* [To do]
Transcribe the listing below word for word.

* [Records provided]
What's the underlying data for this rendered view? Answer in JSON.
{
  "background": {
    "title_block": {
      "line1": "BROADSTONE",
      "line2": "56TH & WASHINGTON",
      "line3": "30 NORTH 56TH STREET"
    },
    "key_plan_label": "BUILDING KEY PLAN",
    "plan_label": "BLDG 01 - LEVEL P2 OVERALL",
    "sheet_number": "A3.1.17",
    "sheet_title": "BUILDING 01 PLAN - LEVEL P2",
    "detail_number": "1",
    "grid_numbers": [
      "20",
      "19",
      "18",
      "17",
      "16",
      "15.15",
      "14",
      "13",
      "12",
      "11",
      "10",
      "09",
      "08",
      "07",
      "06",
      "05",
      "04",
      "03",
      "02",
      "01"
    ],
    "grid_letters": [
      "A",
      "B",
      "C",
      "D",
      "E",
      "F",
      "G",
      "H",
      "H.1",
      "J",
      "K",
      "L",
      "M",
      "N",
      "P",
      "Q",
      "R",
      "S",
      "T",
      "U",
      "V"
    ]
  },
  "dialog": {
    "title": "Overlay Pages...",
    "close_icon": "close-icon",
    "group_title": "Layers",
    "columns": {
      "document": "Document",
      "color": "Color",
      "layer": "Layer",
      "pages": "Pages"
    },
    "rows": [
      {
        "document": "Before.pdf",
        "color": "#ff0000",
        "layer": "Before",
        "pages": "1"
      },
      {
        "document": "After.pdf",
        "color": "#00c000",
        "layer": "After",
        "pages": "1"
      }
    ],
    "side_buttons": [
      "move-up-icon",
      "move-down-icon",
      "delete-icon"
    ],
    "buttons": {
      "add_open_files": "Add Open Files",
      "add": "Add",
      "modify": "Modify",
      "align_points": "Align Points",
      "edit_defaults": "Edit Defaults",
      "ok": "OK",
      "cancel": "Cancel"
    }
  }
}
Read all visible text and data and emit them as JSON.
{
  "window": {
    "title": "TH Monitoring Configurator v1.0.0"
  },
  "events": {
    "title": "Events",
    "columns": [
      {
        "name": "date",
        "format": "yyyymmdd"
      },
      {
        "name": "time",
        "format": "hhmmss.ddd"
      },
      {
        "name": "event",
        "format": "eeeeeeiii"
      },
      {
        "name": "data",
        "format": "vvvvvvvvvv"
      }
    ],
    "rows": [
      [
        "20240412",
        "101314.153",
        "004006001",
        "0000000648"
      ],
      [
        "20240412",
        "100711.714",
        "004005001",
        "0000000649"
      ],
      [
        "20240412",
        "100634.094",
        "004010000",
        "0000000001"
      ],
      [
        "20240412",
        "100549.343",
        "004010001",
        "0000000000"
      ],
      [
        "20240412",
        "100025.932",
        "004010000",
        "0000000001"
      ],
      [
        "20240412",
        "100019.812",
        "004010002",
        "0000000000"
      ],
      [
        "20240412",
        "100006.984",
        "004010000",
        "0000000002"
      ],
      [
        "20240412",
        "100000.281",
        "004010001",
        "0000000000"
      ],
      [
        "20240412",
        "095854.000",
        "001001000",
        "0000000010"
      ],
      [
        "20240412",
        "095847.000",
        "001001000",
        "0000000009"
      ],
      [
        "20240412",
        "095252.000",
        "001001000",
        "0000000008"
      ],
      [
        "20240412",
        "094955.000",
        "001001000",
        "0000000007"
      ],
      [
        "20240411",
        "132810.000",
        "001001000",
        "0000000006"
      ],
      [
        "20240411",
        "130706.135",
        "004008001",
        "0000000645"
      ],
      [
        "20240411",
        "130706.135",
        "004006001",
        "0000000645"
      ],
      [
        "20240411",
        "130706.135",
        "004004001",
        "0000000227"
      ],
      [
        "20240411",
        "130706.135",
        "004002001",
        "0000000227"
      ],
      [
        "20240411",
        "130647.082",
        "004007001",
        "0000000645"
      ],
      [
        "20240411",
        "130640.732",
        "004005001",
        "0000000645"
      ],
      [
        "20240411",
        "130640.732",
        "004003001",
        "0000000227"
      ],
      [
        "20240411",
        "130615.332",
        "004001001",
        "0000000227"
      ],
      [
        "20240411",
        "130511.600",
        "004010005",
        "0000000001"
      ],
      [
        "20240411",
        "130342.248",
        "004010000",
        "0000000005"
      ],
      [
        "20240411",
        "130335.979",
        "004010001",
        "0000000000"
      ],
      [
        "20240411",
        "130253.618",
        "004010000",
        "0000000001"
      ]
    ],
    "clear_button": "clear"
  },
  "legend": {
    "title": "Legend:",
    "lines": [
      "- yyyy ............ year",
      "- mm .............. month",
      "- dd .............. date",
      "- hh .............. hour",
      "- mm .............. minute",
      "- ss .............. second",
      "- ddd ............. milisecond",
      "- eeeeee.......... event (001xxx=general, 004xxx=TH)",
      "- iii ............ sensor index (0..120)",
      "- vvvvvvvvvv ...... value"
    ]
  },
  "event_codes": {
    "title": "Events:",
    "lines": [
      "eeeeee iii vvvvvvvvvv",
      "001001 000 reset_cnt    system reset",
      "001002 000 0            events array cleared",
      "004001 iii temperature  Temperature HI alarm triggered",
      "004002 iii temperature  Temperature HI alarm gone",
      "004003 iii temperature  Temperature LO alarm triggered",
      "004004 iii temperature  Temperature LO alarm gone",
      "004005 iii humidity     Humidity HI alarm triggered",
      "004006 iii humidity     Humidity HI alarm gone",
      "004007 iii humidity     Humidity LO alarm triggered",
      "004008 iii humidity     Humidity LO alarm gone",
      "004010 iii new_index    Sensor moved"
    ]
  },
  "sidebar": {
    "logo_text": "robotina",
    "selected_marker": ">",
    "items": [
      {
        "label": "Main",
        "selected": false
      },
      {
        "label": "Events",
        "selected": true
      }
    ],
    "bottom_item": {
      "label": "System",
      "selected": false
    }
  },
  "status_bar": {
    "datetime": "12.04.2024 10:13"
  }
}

* [Task solution]
What's the underlying data for this rendered view? Answer in JSON.
{
  "background": {
    "title_block": {
      "line1": "BROADSTONE",
      "line2": "56TH & WASHINGTON",
      "line3": "30 NORTH 56TH STREET"
    },
    "key_plan_label": "BUILDING KEY PLAN",
    "plan_label": "BLDG 01 - LEVEL P2 OVERALL",
    "sheet_number": "A3.1.17",
    "sheet_title": "BUILDING 01 PLAN - LEVEL P2",
    "detail_number": "1",
    "grid_numbers": [
      "20",
      "19",
      "18",
      "17",
      "16",
      "15.15",
      "14",
      "13",
      "12",
      "11",
      "10",
      "09",
      "08",
      "07",
      "06",
      "05",
      "04",
      "03",
      "02",
      "01"
    ],
    "grid_letters": [
      "A",
      "B",
      "C",
      "D",
      "E",
      "F",
      "G",
      "H",
      "H.1",
      "J",
      "K",
      "L",
      "M",
      "N",
      "P",
      "Q",
      "R",
      "S",
      "T",
      "U",
      "V"
    ]
  },
  "dialog": {
    "title": "Overlay Pages...",
    "close_icon": "close-icon",
    "group_title": "Layers",
    "columns": {
      "document": "Document",
      "color": "Color",
      "layer": "Layer",
      "pages": "Pages"
    },
    "rows": [
      {
        "document": "Before.pdf",
        "color": "#ff0000",
        "layer": "Before",
        "pages": "1"
      },
      {
        "document": "After.pdf",
        "color": "#00c000",
        "layer": "After",
        "pages": "1"
      }
    ],
    "side_buttons": [
      "move-up-icon",
      "move-down-icon",
      "delete-icon"
    ],
    "buttons": {
      "add_open_files": "Add Open Files",
      "add": "Add",
      "modify": "Modify",
      "align_points": "Align Points",
      "edit_defaults": "Edit Defaults",
      "ok": "OK",
      "cancel": "Cancel"
    }
  }
}
Read all visible text and data and emit them as JSON.
{
  "window": {
    "title": "TH Monitoring Configurator v1.0.0"
  },
  "events": {
    "title": "Events",
    "columns": [
      {
        "name": "date",
        "format": "yyyymmdd"
      },
      {
        "name": "time",
        "format": "hhmmss.ddd"
      },
      {
        "name": "event",
        "format": "eeeeeeiii"
      },
      {
        "name": "data",
        "format": "vvvvvvvvvv"
      }
    ],
    "rows": [
      [
        "20240412",
        "101314.153",
        "004006001",
        "0000000648"
      ],
      [
        "20240412",
        "100711.714",
        "004005001",
        "0000000649"
      ],
      [
        "20240412",
        "100634.094",
        "004010000",
        "0000000001"
      ],
      [
        "20240412",
        "100549.343",
        "004010001",
        "0000000000"
      ],
      [
        "20240412",
        "100025.932",
        "004010000",
        "0000000001"
      ],
      [
        "20240412",
        "100019.812",
        "004010002",
        "0000000000"
      ],
      [
        "20240412",
        "100006.984",
        "004010000",
        "0000000002"
      ],
      [
        "20240412",
        "100000.281",
        "004010001",
        "0000000000"
      ],
      [
        "20240412",
        "095854.000",
        "001001000",
        "0000000010"
      ],
      [
        "20240412",
        "095847.000",
        "001001000",
        "0000000009"
      ],
      [
        "20240412",
        "095252.000",
        "001001000",
        "0000000008"
      ],
      [
        "20240412",
        "094955.000",
        "001001000",
        "0000000007"
      ],
      [
        "20240411",
        "132810.000",
        "001001000",
        "0000000006"
      ],
      [
        "20240411",
        "130706.135",
        "004008001",
        "0000000645"
      ],
      [
        "20240411",
        "130706.135",
        "004006001",
        "0000000645"
      ],
      [
        "20240411",
        "130706.135",
        "004004001",
        "0000000227"
      ],
      [
        "20240411",
        "130706.135",
        "004002001",
        "0000000227"
      ],
      [
        "20240411",
        "130647.082",
        "004007001",
        "0000000645"
      ],
      [
        "20240411",
        "130640.732",
        "004005001",
        "0000000645"
      ],
      [
        "20240411",
        "130640.732",
        "004003001",
        "0000000227"
      ],
      [
        "20240411",
        "130615.332",
        "004001001",
        "0000000227"
      ],
      [
        "20240411",
        "130511.600",
        "004010005",
        "0000000001"
      ],
      [
        "20240411",
        "130342.248",
        "004010000",
        "0000000005"
      ],
      [
        "20240411",
        "130335.979",
        "004010001",
        "0000000000"
      ],
      [
        "20240411",
        "130253.618",
        "004010000",
        "0000000001"
      ]
    ],
    "clear_button": "clear"
  },
  "legend": {
    "title": "Legend:",
    "lines": [
      "- yyyy ............ year",
      "- mm .............. month",
      "- dd .............. date",
      "- hh .............. hour",
      "- mm .............. minute",
      "- ss .............. second",
      "- ddd ............. milisecond",
      "- eeeeee.......... event (001xxx=general, 004xxx=TH)",
      "- iii ............ sensor index (0..120)",
      "- vvvvvvvvvv ...... value"
    ]
  },
  "event_codes": {
    "title": "Events:",
    "lines": [
      "eeeeee iii vvvvvvvvvv",
      "001001 000 reset_cnt    system reset",
      "001002 000 0            events array cleared",
      "004001 iii temperature  Temperature HI alarm triggered",
      "004002 iii temperature  Temperature HI alarm gone",
      "004003 iii temperature  Temperature LO alarm triggered",
      "004004 iii temperature  Temperature LO alarm gone",
      "004005 iii humidity     Humidity HI alarm triggered",
      "004006 iii humidity     Humidity HI alarm gone",
      "004007 iii humidity     Humidity LO alarm triggered",
      "004008 iii humidity     Humidity LO alarm gone",
      "004010 iii new_index    Sensor moved"
    ]
  },
  "sidebar": {
    "logo_text": "robotina",
    "selected_marker": ">",
    "items": [
      {
        "label": "Main",
        "selected": false
      },
      {
        "label": "Events",
        "selected": true
      }
    ],
    "bottom_item": {
      "label": "System",
      "selected": false
    }
  },
  "status_bar": {
    "datetime": "12.04.2024 10:13"
  }
}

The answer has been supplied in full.